提示文:
あんた、ひょっとして赤いクツはいてた女の子? 横浜から異人さんに連れて行かれたという。 違う?ああそう。 あの歌の女の子って今どうしてるのかな。 |
2003・3・3
*赤い靴はいてた・女の子・異人さんに連れられて・行っちゃった
横浜の波止場から・船に乗って・・・(あとどう続くのかな)
昔「子とり」に取られるから夕方早く帰るように言われました。「子とり」に取られたらサーカスに売られて、酢を飲まされて、体を柔かくされて、曲芸をさせられると言われてこわいなあと思いました。サーカスの人はみんな「子とり」に取られたんだと思うとすごくかわいそうになりました。(サーカスに対するひどい偏見の話ですね、今考えると)
そういう話と赤い靴の歌にでてくる女の子が重なってかわいそうに思ったものです。
この「異人さん」を「イイじいさん」「曾(ひい)じいさん」「ヒヒじいさん」だと思ってたという人は、何というひどいじいさんだと思っていたというのを聞きました。

提供データ:
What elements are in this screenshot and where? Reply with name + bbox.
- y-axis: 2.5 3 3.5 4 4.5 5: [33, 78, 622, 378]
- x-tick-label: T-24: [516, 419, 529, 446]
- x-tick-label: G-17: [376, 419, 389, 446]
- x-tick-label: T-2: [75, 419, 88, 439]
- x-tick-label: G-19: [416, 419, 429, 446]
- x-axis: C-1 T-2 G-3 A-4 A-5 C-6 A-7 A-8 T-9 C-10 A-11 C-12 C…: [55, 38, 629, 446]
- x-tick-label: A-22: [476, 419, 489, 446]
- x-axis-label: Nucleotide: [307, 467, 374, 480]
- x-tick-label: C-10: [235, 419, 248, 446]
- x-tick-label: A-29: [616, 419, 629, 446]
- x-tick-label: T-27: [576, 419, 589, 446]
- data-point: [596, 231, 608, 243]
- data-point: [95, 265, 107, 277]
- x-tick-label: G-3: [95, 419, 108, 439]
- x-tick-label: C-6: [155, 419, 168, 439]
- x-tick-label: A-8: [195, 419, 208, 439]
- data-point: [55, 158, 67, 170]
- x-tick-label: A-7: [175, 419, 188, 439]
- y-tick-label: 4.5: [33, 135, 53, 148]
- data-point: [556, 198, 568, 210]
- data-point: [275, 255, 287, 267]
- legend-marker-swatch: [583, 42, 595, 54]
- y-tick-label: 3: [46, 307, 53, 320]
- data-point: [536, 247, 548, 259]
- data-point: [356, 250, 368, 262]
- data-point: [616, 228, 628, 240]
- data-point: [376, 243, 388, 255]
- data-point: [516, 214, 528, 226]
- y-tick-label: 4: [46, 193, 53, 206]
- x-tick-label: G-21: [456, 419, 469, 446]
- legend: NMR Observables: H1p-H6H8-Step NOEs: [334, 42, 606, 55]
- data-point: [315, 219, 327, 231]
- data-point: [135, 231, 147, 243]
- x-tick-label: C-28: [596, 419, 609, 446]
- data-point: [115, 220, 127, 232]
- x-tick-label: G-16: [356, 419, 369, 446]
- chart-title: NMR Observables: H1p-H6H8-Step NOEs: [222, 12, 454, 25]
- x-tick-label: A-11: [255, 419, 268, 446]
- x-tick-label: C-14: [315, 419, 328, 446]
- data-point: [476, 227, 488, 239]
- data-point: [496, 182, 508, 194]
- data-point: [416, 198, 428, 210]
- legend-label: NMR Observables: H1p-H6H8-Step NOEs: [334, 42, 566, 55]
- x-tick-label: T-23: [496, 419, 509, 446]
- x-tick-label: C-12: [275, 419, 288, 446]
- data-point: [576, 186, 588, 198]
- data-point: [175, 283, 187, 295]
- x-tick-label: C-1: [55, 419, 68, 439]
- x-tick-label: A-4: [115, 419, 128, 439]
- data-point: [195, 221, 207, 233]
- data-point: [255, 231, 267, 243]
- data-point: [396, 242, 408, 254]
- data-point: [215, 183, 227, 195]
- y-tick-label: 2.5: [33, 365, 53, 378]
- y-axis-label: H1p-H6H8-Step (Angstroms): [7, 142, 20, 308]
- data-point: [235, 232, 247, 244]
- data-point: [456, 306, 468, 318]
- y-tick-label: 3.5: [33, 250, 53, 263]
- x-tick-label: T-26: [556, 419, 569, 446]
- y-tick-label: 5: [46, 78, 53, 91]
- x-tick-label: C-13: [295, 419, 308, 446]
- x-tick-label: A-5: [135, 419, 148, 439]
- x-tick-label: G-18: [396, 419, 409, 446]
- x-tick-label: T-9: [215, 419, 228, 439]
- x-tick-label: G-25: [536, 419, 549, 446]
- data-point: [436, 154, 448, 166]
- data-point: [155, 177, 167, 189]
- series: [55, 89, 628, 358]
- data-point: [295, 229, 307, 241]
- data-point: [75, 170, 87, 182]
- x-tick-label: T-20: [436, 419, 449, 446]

課題:
赤い靴の歌についての文章を読み、次の問いに答えてください。
(a) 歌詞の続きとして、女の子はどこから船に乗ったと書かれていますか?
(b) 昔、夕方早く帰るように言われたのはなぜですか?
(c) 「異人さん」をどんな言葉だと思っていた人がいると書かれていますか?

解答:
(a) 横浜の波止場から。
(b) 「子とり」に取られるから。
(c) 「イイじいさん」「曾(ひい)じいさん」「ヒヒじいさん」。